━━━━━ ENTRIES SHOWN ━━━━━

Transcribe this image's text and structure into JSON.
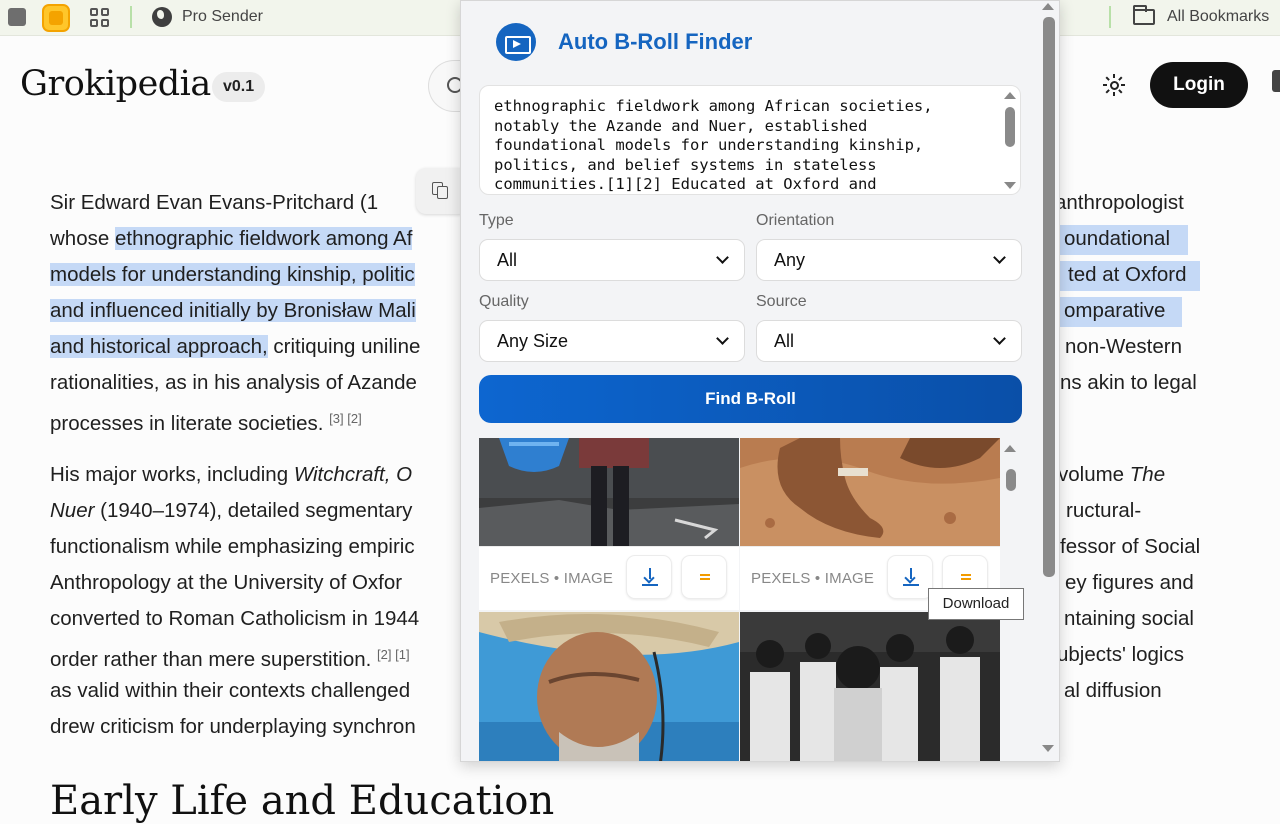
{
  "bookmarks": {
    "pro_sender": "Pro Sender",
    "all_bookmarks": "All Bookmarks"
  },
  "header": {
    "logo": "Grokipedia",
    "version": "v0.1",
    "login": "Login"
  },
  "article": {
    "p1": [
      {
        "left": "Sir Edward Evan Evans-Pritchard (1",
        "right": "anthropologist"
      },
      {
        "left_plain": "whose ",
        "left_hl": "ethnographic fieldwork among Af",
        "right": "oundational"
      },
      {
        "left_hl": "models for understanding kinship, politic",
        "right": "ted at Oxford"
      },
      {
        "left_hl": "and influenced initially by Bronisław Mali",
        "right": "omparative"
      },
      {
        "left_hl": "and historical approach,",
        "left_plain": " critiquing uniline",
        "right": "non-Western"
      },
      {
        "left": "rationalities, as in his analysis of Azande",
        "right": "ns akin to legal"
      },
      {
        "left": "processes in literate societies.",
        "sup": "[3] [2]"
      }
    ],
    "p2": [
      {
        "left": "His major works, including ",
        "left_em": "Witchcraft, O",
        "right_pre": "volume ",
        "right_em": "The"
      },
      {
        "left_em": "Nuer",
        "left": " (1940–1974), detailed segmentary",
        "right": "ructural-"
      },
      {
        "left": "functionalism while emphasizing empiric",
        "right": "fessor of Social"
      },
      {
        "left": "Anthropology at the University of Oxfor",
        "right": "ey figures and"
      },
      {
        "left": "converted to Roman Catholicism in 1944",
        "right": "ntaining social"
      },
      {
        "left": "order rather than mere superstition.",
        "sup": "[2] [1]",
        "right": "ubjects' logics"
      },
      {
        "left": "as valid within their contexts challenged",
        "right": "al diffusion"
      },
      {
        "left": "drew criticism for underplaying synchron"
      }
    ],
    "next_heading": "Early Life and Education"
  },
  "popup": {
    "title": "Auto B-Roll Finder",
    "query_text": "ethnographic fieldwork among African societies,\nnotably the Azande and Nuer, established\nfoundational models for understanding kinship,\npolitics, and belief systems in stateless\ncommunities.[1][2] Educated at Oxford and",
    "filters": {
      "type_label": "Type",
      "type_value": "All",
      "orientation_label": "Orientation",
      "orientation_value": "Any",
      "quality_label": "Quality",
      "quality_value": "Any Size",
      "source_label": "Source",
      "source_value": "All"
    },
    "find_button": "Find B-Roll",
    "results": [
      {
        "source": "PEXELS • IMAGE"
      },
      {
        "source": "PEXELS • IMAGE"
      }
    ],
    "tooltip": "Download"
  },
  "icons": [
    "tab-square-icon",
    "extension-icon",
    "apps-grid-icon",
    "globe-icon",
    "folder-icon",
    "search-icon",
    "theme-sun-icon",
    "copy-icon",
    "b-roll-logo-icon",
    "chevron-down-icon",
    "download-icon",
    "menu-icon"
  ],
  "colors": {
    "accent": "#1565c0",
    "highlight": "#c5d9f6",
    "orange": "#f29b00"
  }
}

━━━━━

§ **WHAT YOU WILL DO**:
Print the whole listing above once more, word for word, without its pictures.

§ **THE SOLUTION**:
Transcribe this image's text and structure into JSON.
{
  "bookmarks": {
    "pro_sender": "Pro Sender",
    "all_bookmarks": "All Bookmarks"
  },
  "header": {
    "logo": "Grokipedia",
    "version": "v0.1",
    "login": "Login"
  },
  "article": {
    "p1": [
      {
        "left": "Sir Edward Evan Evans-Pritchard (1",
        "right": "anthropologist"
      },
      {
        "left_plain": "whose ",
        "left_hl": "ethnographic fieldwork among Af",
        "right": "oundational"
      },
      {
        "left_hl": "models for understanding kinship, politic",
        "right": "ted at Oxford"
      },
      {
        "left_hl": "and influenced initially by Bronisław Mali",
        "right": "omparative"
      },
      {
        "left_hl": "and historical approach,",
        "left_plain": " critiquing uniline",
        "right": "non-Western"
      },
      {
        "left": "rationalities, as in his analysis of Azande",
        "right": "ns akin to legal"
      },
      {
        "left": "processes in literate societies.",
        "sup": "[3] [2]"
      }
    ],
    "p2": [
      {
        "left": "His major works, including ",
        "left_em": "Witchcraft, O",
        "right_pre": "volume ",
        "right_em": "The"
      },
      {
        "left_em": "Nuer",
        "left": " (1940–1974), detailed segmentary",
        "right": "ructural-"
      },
      {
        "left": "functionalism while emphasizing empiric",
        "right": "fessor of Social"
      },
      {
        "left": "Anthropology at the University of Oxfor",
        "right": "ey figures and"
      },
      {
        "left": "converted to Roman Catholicism in 1944",
        "right": "ntaining social"
      },
      {
        "left": "order rather than mere superstition.",
        "sup": "[2] [1]",
        "right": "ubjects' logics"
      },
      {
        "left": "as valid within their contexts challenged",
        "right": "al diffusion"
      },
      {
        "left": "drew criticism for underplaying synchron"
      }
    ],
    "next_heading": "Early Life and Education"
  },
  "popup": {
    "title": "Auto B-Roll Finder",
    "query_text": "ethnographic fieldwork among African societies,\nnotably the Azande and Nuer, established\nfoundational models for understanding kinship,\npolitics, and belief systems in stateless\ncommunities.[1][2] Educated at Oxford and",
    "filters": {
      "type_label": "Type",
      "type_value": "All",
      "orientation_label": "Orientation",
      "orientation_value": "Any",
      "quality_label": "Quality",
      "quality_value": "Any Size",
      "source_label": "Source",
      "source_value": "All"
    },
    "find_button": "Find B-Roll",
    "results": [
      {
        "source": "PEXELS • IMAGE"
      },
      {
        "source": "PEXELS • IMAGE"
      }
    ],
    "tooltip": "Download"
  },
  "icons": [
    "tab-square-icon",
    "extension-icon",
    "apps-grid-icon",
    "globe-icon",
    "folder-icon",
    "search-icon",
    "theme-sun-icon",
    "copy-icon",
    "b-roll-logo-icon",
    "chevron-down-icon",
    "download-icon",
    "menu-icon"
  ],
  "colors": {
    "accent": "#1565c0",
    "highlight": "#c5d9f6",
    "orange": "#f29b00"
  }
}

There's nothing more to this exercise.